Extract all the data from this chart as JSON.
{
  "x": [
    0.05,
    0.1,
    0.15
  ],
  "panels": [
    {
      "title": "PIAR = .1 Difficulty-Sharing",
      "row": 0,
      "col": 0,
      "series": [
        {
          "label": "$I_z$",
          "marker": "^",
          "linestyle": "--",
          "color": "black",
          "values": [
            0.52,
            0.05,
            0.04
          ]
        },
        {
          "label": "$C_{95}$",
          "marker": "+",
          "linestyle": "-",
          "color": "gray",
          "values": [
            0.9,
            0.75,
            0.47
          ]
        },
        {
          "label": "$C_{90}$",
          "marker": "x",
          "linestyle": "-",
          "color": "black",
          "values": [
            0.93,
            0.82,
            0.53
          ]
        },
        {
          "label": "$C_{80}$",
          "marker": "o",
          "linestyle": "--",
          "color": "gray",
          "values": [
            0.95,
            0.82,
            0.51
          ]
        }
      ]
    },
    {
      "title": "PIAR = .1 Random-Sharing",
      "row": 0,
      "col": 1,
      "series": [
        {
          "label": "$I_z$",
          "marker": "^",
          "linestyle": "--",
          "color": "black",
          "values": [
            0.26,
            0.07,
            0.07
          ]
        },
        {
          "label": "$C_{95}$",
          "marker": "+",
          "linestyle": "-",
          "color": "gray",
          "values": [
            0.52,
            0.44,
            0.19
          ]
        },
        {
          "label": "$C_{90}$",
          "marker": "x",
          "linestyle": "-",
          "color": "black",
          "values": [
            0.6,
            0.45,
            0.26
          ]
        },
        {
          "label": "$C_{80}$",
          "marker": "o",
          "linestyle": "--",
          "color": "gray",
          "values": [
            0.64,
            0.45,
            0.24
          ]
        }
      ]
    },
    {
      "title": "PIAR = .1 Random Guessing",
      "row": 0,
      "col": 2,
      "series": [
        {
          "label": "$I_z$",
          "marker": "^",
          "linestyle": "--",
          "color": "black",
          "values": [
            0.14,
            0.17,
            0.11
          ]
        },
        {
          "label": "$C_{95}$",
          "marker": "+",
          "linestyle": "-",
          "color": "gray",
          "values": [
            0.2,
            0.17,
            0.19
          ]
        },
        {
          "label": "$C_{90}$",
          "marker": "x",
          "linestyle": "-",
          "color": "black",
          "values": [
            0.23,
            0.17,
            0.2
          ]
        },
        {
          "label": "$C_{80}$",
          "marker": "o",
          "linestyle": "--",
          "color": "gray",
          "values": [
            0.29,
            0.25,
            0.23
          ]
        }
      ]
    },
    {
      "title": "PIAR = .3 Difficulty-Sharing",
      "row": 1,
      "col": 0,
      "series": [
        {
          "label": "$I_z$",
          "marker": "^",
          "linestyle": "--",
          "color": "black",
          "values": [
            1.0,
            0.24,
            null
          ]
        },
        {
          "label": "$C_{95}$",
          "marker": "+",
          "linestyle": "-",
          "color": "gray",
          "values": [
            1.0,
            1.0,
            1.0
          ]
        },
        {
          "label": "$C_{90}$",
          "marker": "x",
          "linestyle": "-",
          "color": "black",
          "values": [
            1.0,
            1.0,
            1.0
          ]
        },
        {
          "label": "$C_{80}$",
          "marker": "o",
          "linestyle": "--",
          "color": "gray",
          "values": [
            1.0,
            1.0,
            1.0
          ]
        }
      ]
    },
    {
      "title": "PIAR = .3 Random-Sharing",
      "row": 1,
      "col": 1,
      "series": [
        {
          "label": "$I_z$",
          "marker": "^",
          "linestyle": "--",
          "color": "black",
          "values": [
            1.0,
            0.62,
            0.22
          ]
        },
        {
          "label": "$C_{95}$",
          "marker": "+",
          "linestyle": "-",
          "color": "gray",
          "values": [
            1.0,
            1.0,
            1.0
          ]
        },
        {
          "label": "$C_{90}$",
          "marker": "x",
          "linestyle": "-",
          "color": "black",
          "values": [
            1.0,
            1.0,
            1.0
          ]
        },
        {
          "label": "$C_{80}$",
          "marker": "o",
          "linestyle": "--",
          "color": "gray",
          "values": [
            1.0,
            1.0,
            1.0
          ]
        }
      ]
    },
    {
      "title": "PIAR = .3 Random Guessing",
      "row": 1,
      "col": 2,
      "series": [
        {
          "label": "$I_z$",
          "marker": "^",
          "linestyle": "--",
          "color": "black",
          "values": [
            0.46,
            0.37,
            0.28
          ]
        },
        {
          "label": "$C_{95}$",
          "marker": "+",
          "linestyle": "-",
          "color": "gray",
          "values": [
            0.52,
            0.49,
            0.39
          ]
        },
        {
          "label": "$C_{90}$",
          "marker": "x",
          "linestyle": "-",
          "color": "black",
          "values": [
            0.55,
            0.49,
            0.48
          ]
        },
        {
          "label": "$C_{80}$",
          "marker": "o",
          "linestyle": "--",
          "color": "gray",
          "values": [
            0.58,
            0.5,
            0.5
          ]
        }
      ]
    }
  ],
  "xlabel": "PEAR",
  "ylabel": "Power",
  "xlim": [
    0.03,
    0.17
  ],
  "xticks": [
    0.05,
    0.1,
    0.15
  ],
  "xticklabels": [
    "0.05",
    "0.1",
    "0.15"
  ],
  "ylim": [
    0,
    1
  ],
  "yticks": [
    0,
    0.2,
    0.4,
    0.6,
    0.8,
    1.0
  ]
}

******************************

TO DO: Scan the entries above and work out how many lines include the word "title"; the reply is that number alone.

EXPECTED ANSWER: 6